━━━ Input data

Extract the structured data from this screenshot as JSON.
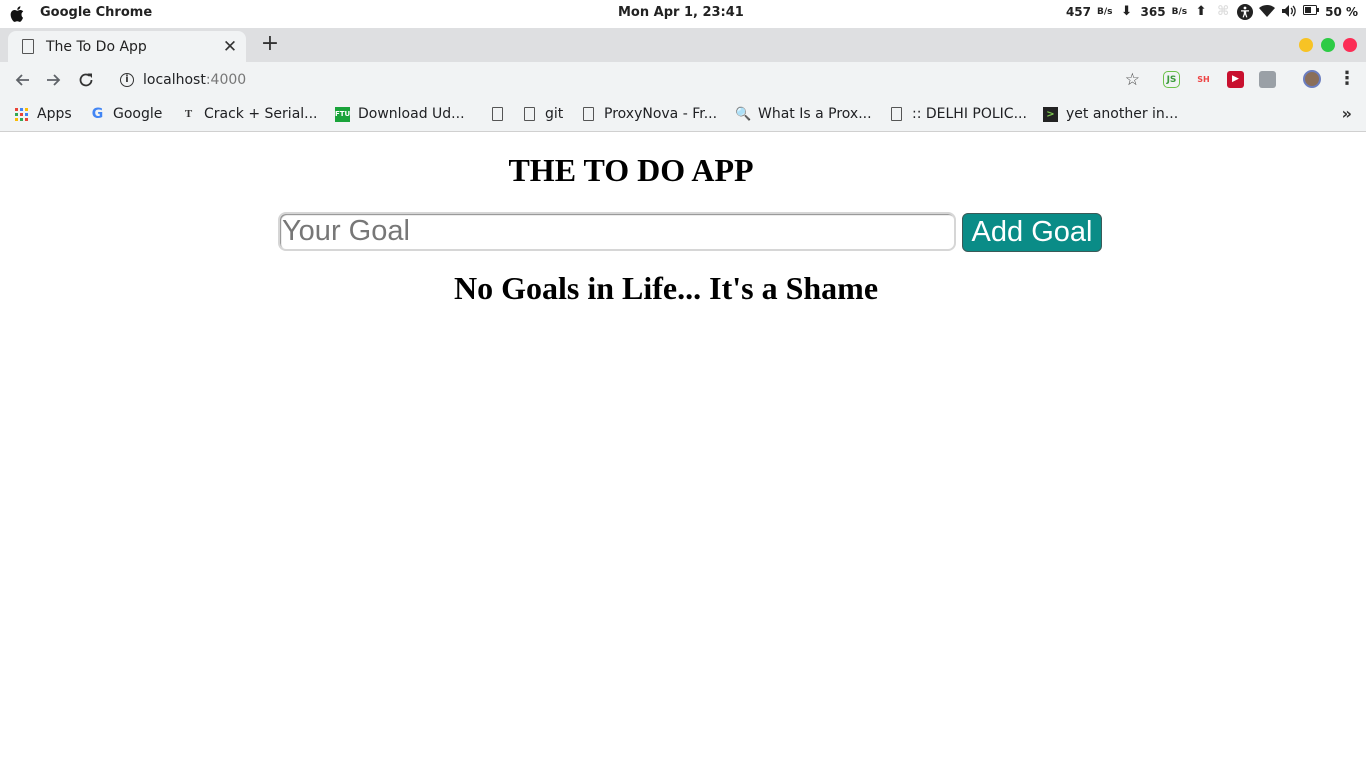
{
  "os": {
    "app_name": "Google Chrome",
    "clock": "Mon Apr  1, 23:41",
    "net_down_value": "457",
    "net_down_unit": "B/s",
    "net_up_value": "365",
    "net_up_unit": "B/s",
    "battery": "50 %"
  },
  "browser": {
    "tab_title": "The To Do App",
    "url_host": "localhost",
    "url_port": ":4000",
    "bookmarks": [
      {
        "label": "Apps"
      },
      {
        "label": "Google"
      },
      {
        "label": "Crack + Serial..."
      },
      {
        "label": "Download Ud..."
      },
      {
        "label": ""
      },
      {
        "label": "git"
      },
      {
        "label": "ProxyNova - Fr..."
      },
      {
        "label": "What Is a Prox..."
      },
      {
        "label": ":: DELHI POLIC..."
      },
      {
        "label": "yet another in..."
      }
    ],
    "ext_badges": [
      "JS",
      "SH"
    ]
  },
  "app": {
    "title": "THE TO DO APP",
    "input_placeholder": "Your Goal",
    "input_value": "",
    "add_button": "Add Goal",
    "empty_message": "No Goals in Life... It's a Shame"
  },
  "colors": {
    "add_button_bg": "#0a8c87",
    "win_minimize": "#f7c325",
    "win_maximize": "#2dcb45",
    "win_close": "#fc2d55"
  }
}
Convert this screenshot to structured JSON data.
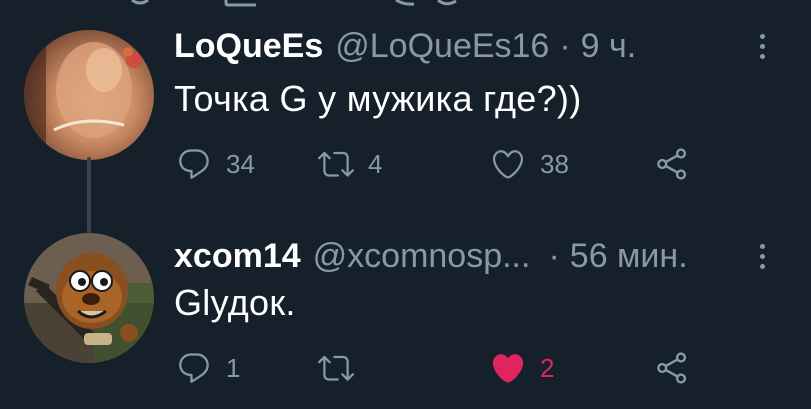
{
  "colors": {
    "background": "#15202b",
    "secondary_text": "#8899a6",
    "primary_text": "#ffffff",
    "like_active": "#e0245e",
    "thread_line": "#38444d"
  },
  "tweets": [
    {
      "display_name": "LoQueEs",
      "handle": "@LoQueEs16",
      "separator": "·",
      "time": "9 ч.",
      "text": "Точка G  у мужика где?))",
      "reply_count": "34",
      "retweet_count": "4",
      "like_count": "38",
      "liked": false,
      "icons": [
        "reply-icon",
        "retweet-icon",
        "heart-icon",
        "share-icon",
        "more-icon"
      ]
    },
    {
      "display_name": "xcom14",
      "handle": "@xcomnosp...",
      "separator": "·",
      "time": "56 мин.",
      "text": "Glудок.",
      "reply_count": "1",
      "retweet_count": "",
      "like_count": "2",
      "liked": true,
      "icons": [
        "reply-icon",
        "retweet-icon",
        "heart-filled-icon",
        "share-icon",
        "more-icon"
      ]
    }
  ]
}
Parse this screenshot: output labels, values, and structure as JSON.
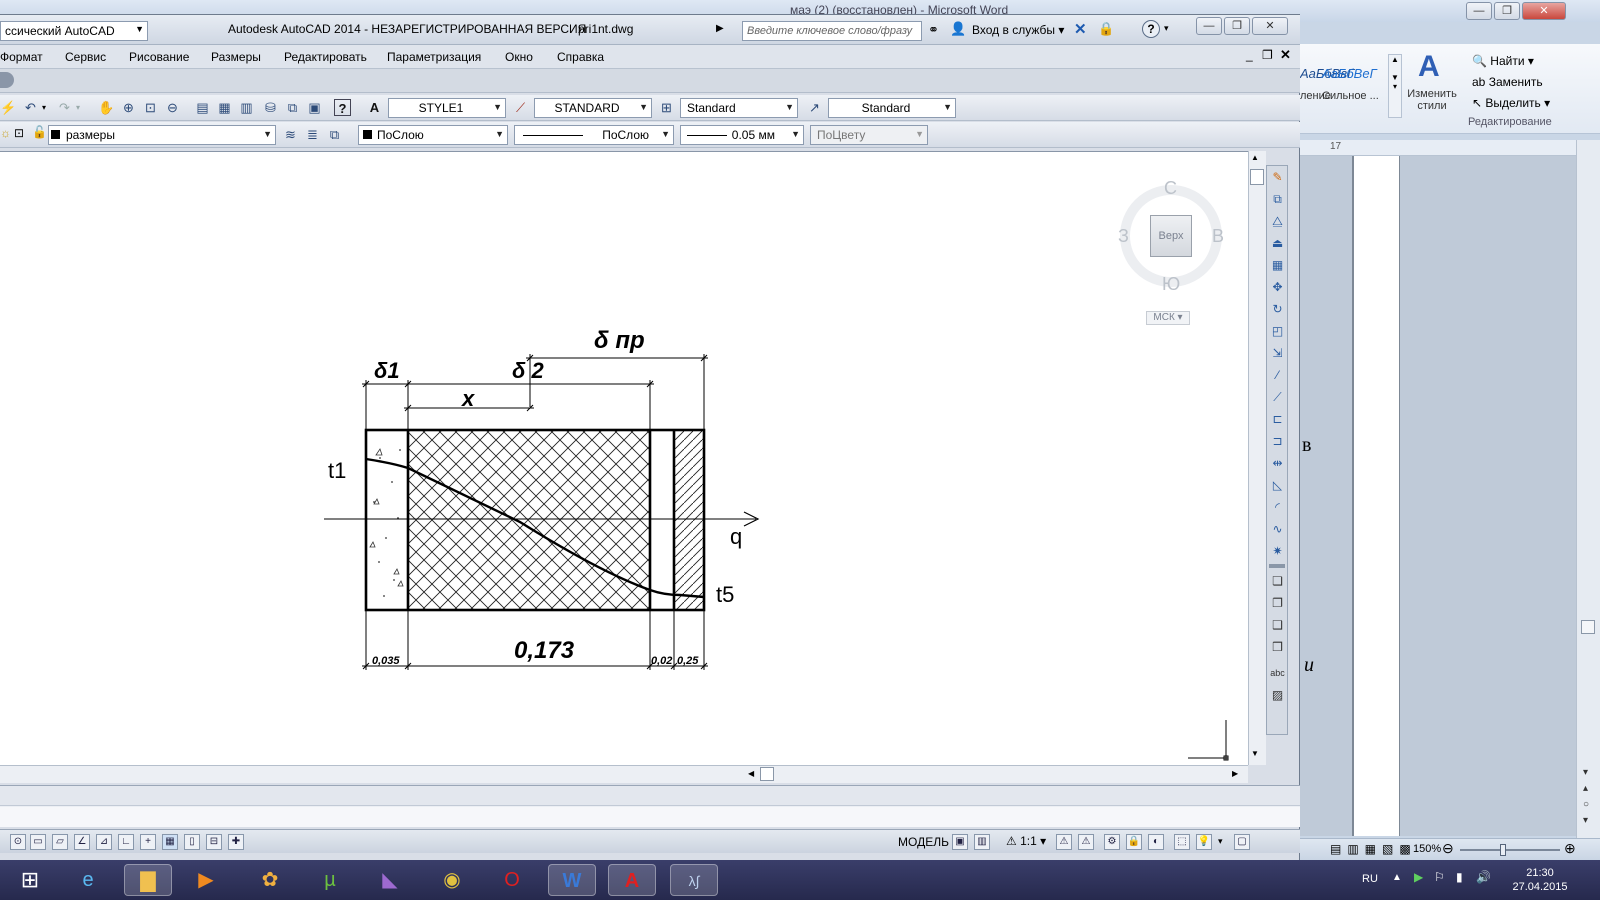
{
  "autocad": {
    "workspace": "ссический AutoCAD",
    "title": "Autodesk AutoCAD 2014 - НЕЗАРЕГИСТРИРОВАННАЯ ВЕРСИЯ",
    "file": "pri1nt.dwg",
    "search_placeholder": "Введите ключевое слово/фразу",
    "login": "Вход в службы",
    "menu": [
      "Формат",
      "Сервис",
      "Рисование",
      "Размеры",
      "Редактировать",
      "Параметризация",
      "Окно",
      "Справка"
    ],
    "text_style": "STYLE1",
    "dim_style": "STANDARD",
    "table_style": "Standard",
    "multileader_style": "Standard",
    "layer": "размеры",
    "color": "ПоСлою",
    "linetype": "ПоСлою",
    "lineweight": "0.05 мм",
    "plot_style": "ПоЦвету",
    "viewcube": {
      "north": "С",
      "south": "Ю",
      "west": "З",
      "east": "В",
      "face": "Верх",
      "ucs": "МСК"
    },
    "status_model": "МОДЕЛЬ",
    "status_scale": "1:1"
  },
  "drawing": {
    "labels": {
      "delta_pr": "δ пр",
      "delta1": "δ1",
      "delta2": "δ 2",
      "x": "x",
      "t1": "t1",
      "t5": "t5",
      "q": "q",
      "dim_0035": "0,035",
      "dim_0173": "0,173",
      "dim_002": "0,02",
      "dim_025": "0,25"
    }
  },
  "word": {
    "title_fragment": "маэ (2) (восстановлен) - Microsoft Word",
    "style1": "АаБбВвГ",
    "style1_caption": "ление",
    "style2": "АаБбВеГ",
    "style2_caption": "Сильное ...",
    "change_styles": "Изменить стили",
    "find": "Найти",
    "replace": "Заменить",
    "select": "Выделить",
    "editing_group": "Редактирование",
    "ruler_mark": "17",
    "page_letter1": "в",
    "page_letter2": "и",
    "zoom": "150%"
  },
  "taskbar": {
    "lang": "RU",
    "time": "21:30",
    "date": "27.04.2015"
  }
}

━━━━━━

▶ _Task description_: Reproduce every record above exactly, omitting the pictures.

▶ _Answer to the exercise_:
Extract the structured data from this screenshot as JSON.
{
  "os": {
    "app_name": "Google Chrome",
    "clock": "Mon Apr  1, 23:41",
    "net_down_value": "457",
    "net_down_unit": "B/s",
    "net_up_value": "365",
    "net_up_unit": "B/s",
    "battery": "50 %"
  },
  "browser": {
    "tab_title": "The To Do App",
    "url_host": "localhost",
    "url_port": ":4000",
    "bookmarks": [
      {
        "label": "Apps"
      },
      {
        "label": "Google"
      },
      {
        "label": "Crack + Serial..."
      },
      {
        "label": "Download Ud..."
      },
      {
        "label": ""
      },
      {
        "label": "git"
      },
      {
        "label": "ProxyNova - Fr..."
      },
      {
        "label": "What Is a Prox..."
      },
      {
        "label": ":: DELHI POLIC..."
      },
      {
        "label": "yet another in..."
      }
    ],
    "ext_badges": [
      "JS",
      "SH"
    ]
  },
  "app": {
    "title": "THE TO DO APP",
    "input_placeholder": "Your Goal",
    "input_value": "",
    "add_button": "Add Goal",
    "empty_message": "No Goals in Life... It's a Shame"
  },
  "colors": {
    "add_button_bg": "#0a8c87",
    "win_minimize": "#f7c325",
    "win_maximize": "#2dcb45",
    "win_close": "#fc2d55"
  }
}
Convert this screenshot to structured JSON data.
{
  "colors": {
    "background": "#15202b",
    "secondary_text": "#8899a6",
    "primary_text": "#ffffff",
    "like_active": "#e0245e",
    "thread_line": "#38444d"
  },
  "tweets": [
    {
      "display_name": "LoQueEs",
      "handle": "@LoQueEs16",
      "separator": "·",
      "time": "9 ч.",
      "text": "Точка G  у мужика где?))",
      "reply_count": "34",
      "retweet_count": "4",
      "like_count": "38",
      "liked": false,
      "icons": [
        "reply-icon",
        "retweet-icon",
        "heart-icon",
        "share-icon",
        "more-icon"
      ]
    },
    {
      "display_name": "xcom14",
      "handle": "@xcomnosp...",
      "separator": "·",
      "time": "56 мин.",
      "text": "Glудок.",
      "reply_count": "1",
      "retweet_count": "",
      "like_count": "2",
      "liked": true,
      "icons": [
        "reply-icon",
        "retweet-icon",
        "heart-filled-icon",
        "share-icon",
        "more-icon"
      ]
    }
  ]
}
Parse this screenshot: output labels, values, and structure as JSON.
{
  "autocad": {
    "workspace": "ссический AutoCAD",
    "title": "Autodesk AutoCAD 2014 - НЕЗАРЕГИСТРИРОВАННАЯ ВЕРСИЯ",
    "file": "pri1nt.dwg",
    "search_placeholder": "Введите ключевое слово/фразу",
    "login": "Вход в службы",
    "menu": [
      "Формат",
      "Сервис",
      "Рисование",
      "Размеры",
      "Редактировать",
      "Параметризация",
      "Окно",
      "Справка"
    ],
    "text_style": "STYLE1",
    "dim_style": "STANDARD",
    "table_style": "Standard",
    "multileader_style": "Standard",
    "layer": "размеры",
    "color": "ПоСлою",
    "linetype": "ПоСлою",
    "lineweight": "0.05 мм",
    "plot_style": "ПоЦвету",
    "viewcube": {
      "north": "С",
      "south": "Ю",
      "west": "З",
      "east": "В",
      "face": "Верх",
      "ucs": "МСК"
    },
    "status_model": "МОДЕЛЬ",
    "status_scale": "1:1"
  },
  "drawing": {
    "labels": {
      "delta_pr": "δ пр",
      "delta1": "δ1",
      "delta2": "δ 2",
      "x": "x",
      "t1": "t1",
      "t5": "t5",
      "q": "q",
      "dim_0035": "0,035",
      "dim_0173": "0,173",
      "dim_002": "0,02",
      "dim_025": "0,25"
    }
  },
  "word": {
    "title_fragment": "маэ (2) (восстановлен) - Microsoft Word",
    "style1": "АаБбВвГ",
    "style1_caption": "ление",
    "style2": "АаБбВеГ",
    "style2_caption": "Сильное ...",
    "change_styles": "Изменить стили",
    "find": "Найти",
    "replace": "Заменить",
    "select": "Выделить",
    "editing_group": "Редактирование",
    "ruler_mark": "17",
    "page_letter1": "в",
    "page_letter2": "и",
    "zoom": "150%"
  },
  "taskbar": {
    "lang": "RU",
    "time": "21:30",
    "date": "27.04.2015"
  }
}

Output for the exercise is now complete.